[Start of Records for this exercise]

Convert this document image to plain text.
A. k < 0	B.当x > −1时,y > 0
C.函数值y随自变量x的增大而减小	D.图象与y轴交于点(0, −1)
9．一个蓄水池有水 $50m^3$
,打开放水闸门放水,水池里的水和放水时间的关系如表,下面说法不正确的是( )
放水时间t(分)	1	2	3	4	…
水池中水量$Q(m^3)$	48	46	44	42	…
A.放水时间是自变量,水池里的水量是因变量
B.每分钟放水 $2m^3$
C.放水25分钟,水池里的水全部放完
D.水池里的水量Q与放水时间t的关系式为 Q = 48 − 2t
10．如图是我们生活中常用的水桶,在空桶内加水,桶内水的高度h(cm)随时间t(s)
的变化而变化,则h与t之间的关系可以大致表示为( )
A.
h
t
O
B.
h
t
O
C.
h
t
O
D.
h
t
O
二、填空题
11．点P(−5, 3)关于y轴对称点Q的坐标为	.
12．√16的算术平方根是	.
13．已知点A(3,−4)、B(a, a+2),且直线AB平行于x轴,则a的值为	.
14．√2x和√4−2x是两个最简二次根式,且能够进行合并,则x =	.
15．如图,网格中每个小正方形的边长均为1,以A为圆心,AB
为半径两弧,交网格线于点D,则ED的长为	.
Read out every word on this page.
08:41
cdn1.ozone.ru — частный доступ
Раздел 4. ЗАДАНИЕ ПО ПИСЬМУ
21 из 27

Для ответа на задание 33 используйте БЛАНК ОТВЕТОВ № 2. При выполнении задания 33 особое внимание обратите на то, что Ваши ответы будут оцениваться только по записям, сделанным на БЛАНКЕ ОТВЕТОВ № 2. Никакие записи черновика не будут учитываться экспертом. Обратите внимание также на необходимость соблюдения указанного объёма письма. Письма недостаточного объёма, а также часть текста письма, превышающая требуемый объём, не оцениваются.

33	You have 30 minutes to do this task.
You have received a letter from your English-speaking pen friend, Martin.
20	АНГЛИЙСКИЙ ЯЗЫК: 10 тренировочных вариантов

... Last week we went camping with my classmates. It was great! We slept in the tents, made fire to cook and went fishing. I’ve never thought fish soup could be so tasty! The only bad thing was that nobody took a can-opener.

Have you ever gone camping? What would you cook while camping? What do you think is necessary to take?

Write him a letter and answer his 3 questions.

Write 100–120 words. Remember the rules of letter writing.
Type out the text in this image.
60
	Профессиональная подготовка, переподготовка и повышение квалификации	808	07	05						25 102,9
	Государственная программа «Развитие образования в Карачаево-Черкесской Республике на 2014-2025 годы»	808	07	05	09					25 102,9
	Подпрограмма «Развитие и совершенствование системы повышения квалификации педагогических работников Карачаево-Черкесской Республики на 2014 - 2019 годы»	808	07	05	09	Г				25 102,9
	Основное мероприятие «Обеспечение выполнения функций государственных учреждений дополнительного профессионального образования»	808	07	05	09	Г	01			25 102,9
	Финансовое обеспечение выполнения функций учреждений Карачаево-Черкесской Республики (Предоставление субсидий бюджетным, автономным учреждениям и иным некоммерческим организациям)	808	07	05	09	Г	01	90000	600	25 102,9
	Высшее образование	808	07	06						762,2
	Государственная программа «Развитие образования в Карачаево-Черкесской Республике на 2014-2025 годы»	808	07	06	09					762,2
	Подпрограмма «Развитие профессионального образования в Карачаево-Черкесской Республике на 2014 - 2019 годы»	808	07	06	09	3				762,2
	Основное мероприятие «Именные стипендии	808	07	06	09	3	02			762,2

[End of Records for this exercise]

— Exercise —
Extract all the material, leaving every line as it is.

— Exercise response —
Convert this document image to plain text.
A. k < 0	B.当x > −1时,y > 0
C.函数值y随自变量x的增大而减小	D.图象与y轴交于点(0, −1)
9．一个蓄水池有水 $50m^3$
,打开放水闸门放水,水池里的水和放水时间的关系如表,下面说法不正确的是( )
放水时间t(分)	1	2	3	4	…
水池中水量$Q(m^3)$	48	46	44	42	…
A.放水时间是自变量,水池里的水量是因变量
B.每分钟放水 $2m^3$
C.放水25分钟,水池里的水全部放完
D.水池里的水量Q与放水时间t的关系式为 Q = 48 − 2t
10．如图是我们生活中常用的水桶,在空桶内加水,桶内水的高度h(cm)随时间t(s)
的变化而变化,则h与t之间的关系可以大致表示为( )
A.
h
t
O
B.
h
t
O
C.
h
t
O
D.
h
t
O
二、填空题
11．点P(−5, 3)关于y轴对称点Q的坐标为	.
12．√16的算术平方根是	.
13．已知点A(3,−4)、B(a, a+2),且直线AB平行于x轴,则a的值为	.
14．√2x和√4−2x是两个最简二次根式,且能够进行合并,则x =	.
15．如图,网格中每个小正方形的边长均为1,以A为圆心,AB
为半径两弧,交网格线于点D,则ED的长为	.
Read out every word on this page.
08:41
cdn1.ozone.ru — частный доступ
Раздел 4. ЗАДАНИЕ ПО ПИСЬМУ
21 из 27

Для ответа на задание 33 используйте БЛАНК ОТВЕТОВ № 2. При выполнении задания 33 особое внимание обратите на то, что Ваши ответы будут оцениваться только по записям, сделанным на БЛАНКЕ ОТВЕТОВ № 2. Никакие записи черновика не будут учитываться экспертом. Обратите внимание также на необходимость соблюдения указанного объёма письма. Письма недостаточного объёма, а также часть текста письма, превышающая требуемый объём, не оцениваются.

33	You have 30 minutes to do this task.
You have received a letter from your English-speaking pen friend, Martin.
20	АНГЛИЙСКИЙ ЯЗЫК: 10 тренировочных вариантов

... Last week we went camping with my classmates. It was great! We slept in the tents, made fire to cook and went fishing. I’ve never thought fish soup could be so tasty! The only bad thing was that nobody took a can-opener.

Have you ever gone camping? What would you cook while camping? What do you think is necessary to take?

Write him a letter and answer his 3 questions.

Write 100–120 words. Remember the rules of letter writing.
Type out the text in this image.
60
	Профессиональная подготовка, переподготовка и повышение квалификации	808	07	05						25 102,9
	Государственная программа «Развитие образования в Карачаево-Черкесской Республике на 2014-2025 годы»	808	07	05	09					25 102,9
	Подпрограмма «Развитие и совершенствование системы повышения квалификации педагогических работников Карачаево-Черкесской Республики на 2014 - 2019 годы»	808	07	05	09	Г				25 102,9
	Основное мероприятие «Обеспечение выполнения функций государственных учреждений дополнительного профессионального образования»	808	07	05	09	Г	01			25 102,9
	Финансовое обеспечение выполнения функций учреждений Карачаево-Черкесской Республики (Предоставление субсидий бюджетным, автономным учреждениям и иным некоммерческим организациям)	808	07	05	09	Г	01	90000	600	25 102,9
	Высшее образование	808	07	06						762,2
	Государственная программа «Развитие образования в Карачаево-Черкесской Республике на 2014-2025 годы»	808	07	06	09					762,2
	Подпрограмма «Развитие профессионального образования в Карачаево-Черкесской Республике на 2014 - 2019 годы»	808	07	06	09	3				762,2
	Основное мероприятие «Именные стипендии	808	07	06	09	3	02			762,2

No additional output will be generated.